▶ **Task description**: Take the records underneath and set them down exactly.

▶ **Exercise materials**:

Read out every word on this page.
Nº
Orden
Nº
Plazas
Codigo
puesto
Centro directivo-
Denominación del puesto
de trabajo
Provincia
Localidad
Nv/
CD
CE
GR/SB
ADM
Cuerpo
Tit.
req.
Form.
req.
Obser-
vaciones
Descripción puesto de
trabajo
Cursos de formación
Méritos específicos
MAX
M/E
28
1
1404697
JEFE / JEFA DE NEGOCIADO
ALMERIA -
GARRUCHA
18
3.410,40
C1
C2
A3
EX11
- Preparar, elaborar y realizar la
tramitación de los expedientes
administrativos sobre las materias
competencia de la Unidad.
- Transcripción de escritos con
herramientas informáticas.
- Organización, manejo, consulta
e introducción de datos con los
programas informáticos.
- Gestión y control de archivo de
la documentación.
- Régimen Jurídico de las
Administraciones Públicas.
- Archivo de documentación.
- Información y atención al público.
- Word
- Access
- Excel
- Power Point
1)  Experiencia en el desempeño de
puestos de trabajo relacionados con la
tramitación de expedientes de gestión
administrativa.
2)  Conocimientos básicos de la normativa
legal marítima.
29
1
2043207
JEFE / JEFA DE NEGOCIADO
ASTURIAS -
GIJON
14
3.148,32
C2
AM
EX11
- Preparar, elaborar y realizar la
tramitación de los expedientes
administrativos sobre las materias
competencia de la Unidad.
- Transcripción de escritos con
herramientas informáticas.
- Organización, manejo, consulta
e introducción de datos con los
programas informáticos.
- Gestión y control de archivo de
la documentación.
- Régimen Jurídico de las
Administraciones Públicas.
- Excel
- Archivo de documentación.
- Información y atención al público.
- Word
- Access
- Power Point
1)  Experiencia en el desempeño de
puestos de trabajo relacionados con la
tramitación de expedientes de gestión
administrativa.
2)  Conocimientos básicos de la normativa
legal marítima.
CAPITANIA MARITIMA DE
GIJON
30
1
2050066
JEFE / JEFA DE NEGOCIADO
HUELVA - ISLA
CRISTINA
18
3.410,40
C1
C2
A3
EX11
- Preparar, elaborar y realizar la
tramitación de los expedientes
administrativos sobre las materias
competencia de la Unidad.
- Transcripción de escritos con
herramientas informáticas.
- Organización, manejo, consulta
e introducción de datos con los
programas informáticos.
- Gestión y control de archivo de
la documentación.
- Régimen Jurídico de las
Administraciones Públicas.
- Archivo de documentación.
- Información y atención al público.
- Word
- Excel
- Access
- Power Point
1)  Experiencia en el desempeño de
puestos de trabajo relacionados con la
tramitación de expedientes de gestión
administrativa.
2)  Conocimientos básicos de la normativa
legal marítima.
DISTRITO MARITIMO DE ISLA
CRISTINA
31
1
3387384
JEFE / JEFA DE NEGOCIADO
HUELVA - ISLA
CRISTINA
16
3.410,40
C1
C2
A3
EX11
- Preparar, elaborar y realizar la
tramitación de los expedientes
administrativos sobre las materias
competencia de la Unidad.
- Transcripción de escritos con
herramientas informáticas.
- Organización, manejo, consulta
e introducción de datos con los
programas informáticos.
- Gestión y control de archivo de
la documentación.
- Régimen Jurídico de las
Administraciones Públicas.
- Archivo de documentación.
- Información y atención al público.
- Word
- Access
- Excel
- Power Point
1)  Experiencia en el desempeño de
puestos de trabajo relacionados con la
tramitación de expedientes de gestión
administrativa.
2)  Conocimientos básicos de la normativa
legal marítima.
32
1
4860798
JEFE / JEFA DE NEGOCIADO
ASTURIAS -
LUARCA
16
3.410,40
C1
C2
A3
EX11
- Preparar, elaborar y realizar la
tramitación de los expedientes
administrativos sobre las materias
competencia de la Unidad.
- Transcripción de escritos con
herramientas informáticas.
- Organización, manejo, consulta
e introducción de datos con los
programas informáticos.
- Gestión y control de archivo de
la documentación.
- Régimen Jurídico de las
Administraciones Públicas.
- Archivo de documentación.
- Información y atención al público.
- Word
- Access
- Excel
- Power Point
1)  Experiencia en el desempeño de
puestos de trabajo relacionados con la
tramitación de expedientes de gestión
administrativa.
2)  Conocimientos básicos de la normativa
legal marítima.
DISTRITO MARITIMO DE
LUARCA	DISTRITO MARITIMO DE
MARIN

▶ **Response to this exercise**:
Read out every word on this page.
Nº
Orden
Nº
Plazas
Codigo
puesto
Centro directivo-
Denominación del puesto
de trabajo
Provincia
Localidad
Nv/
CD
CE
GR/SB
ADM
Cuerpo
Tit.
req.
Form.
req.
Obser-
vaciones
Descripción puesto de
trabajo
Cursos de formación
Méritos específicos
MAX
M/E
28
1
1404697
JEFE / JEFA DE NEGOCIADO
ALMERIA -
GARRUCHA
18
3.410,40
C1
C2
A3
EX11
- Preparar, elaborar y realizar la
tramitación de los expedientes
administrativos sobre las materias
competencia de la Unidad.
- Transcripción de escritos con
herramientas informáticas.
- Organización, manejo, consulta
e introducción de datos con los
programas informáticos.
- Gestión y control de archivo de
la documentación.
- Régimen Jurídico de las
Administraciones Públicas.
- Archivo de documentación.
- Información y atención al público.
- Word
- Access
- Excel
- Power Point
1)  Experiencia en el desempeño de
puestos de trabajo relacionados con la
tramitación de expedientes de gestión
administrativa.
2)  Conocimientos básicos de la normativa
legal marítima.
29
1
2043207
JEFE / JEFA DE NEGOCIADO
ASTURIAS -
GIJON
14
3.148,32
C2
AM
EX11
- Preparar, elaborar y realizar la
tramitación de los expedientes
administrativos sobre las materias
competencia de la Unidad.
- Transcripción de escritos con
herramientas informáticas.
- Organización, manejo, consulta
e introducción de datos con los
programas informáticos.
- Gestión y control de archivo de
la documentación.
- Régimen Jurídico de las
Administraciones Públicas.
- Excel
- Archivo de documentación.
- Información y atención al público.
- Word
- Access
- Power Point
1)  Experiencia en el desempeño de
puestos de trabajo relacionados con la
tramitación de expedientes de gestión
administrativa.
2)  Conocimientos básicos de la normativa
legal marítima.
CAPITANIA MARITIMA DE
GIJON
30
1
2050066
JEFE / JEFA DE NEGOCIADO
HUELVA - ISLA
CRISTINA
18
3.410,40
C1
C2
A3
EX11
- Preparar, elaborar y realizar la
tramitación de los expedientes
administrativos sobre las materias
competencia de la Unidad.
- Transcripción de escritos con
herramientas informáticas.
- Organización, manejo, consulta
e introducción de datos con los
programas informáticos.
- Gestión y control de archivo de
la documentación.
- Régimen Jurídico de las
Administraciones Públicas.
- Archivo de documentación.
- Información y atención al público.
- Word
- Excel
- Access
- Power Point
1)  Experiencia en el desempeño de
puestos de trabajo relacionados con la
tramitación de expedientes de gestión
administrativa.
2)  Conocimientos básicos de la normativa
legal marítima.
DISTRITO MARITIMO DE ISLA
CRISTINA
31
1
3387384
JEFE / JEFA DE NEGOCIADO
HUELVA - ISLA
CRISTINA
16
3.410,40
C1
C2
A3
EX11
- Preparar, elaborar y realizar la
tramitación de los expedientes
administrativos sobre las materias
competencia de la Unidad.
- Transcripción de escritos con
herramientas informáticas.
- Organización, manejo, consulta
e introducción de datos con los
programas informáticos.
- Gestión y control de archivo de
la documentación.
- Régimen Jurídico de las
Administraciones Públicas.
- Archivo de documentación.
- Información y atención al público.
- Word
- Access
- Excel
- Power Point
1)  Experiencia en el desempeño de
puestos de trabajo relacionados con la
tramitación de expedientes de gestión
administrativa.
2)  Conocimientos básicos de la normativa
legal marítima.
32
1
4860798
JEFE / JEFA DE NEGOCIADO
ASTURIAS -
LUARCA
16
3.410,40
C1
C2
A3
EX11
- Preparar, elaborar y realizar la
tramitación de los expedientes
administrativos sobre las materias
competencia de la Unidad.
- Transcripción de escritos con
herramientas informáticas.
- Organización, manejo, consulta
e introducción de datos con los
programas informáticos.
- Gestión y control de archivo de
la documentación.
- Régimen Jurídico de las
Administraciones Públicas.
- Archivo de documentación.
- Información y atención al público.
- Word
- Access
- Excel
- Power Point
1)  Experiencia en el desempeño de
puestos de trabajo relacionados con la
tramitación de expedientes de gestión
administrativa.
2)  Conocimientos básicos de la normativa
legal marítima.
DISTRITO MARITIMO DE
LUARCA	DISTRITO MARITIMO DE
MARIN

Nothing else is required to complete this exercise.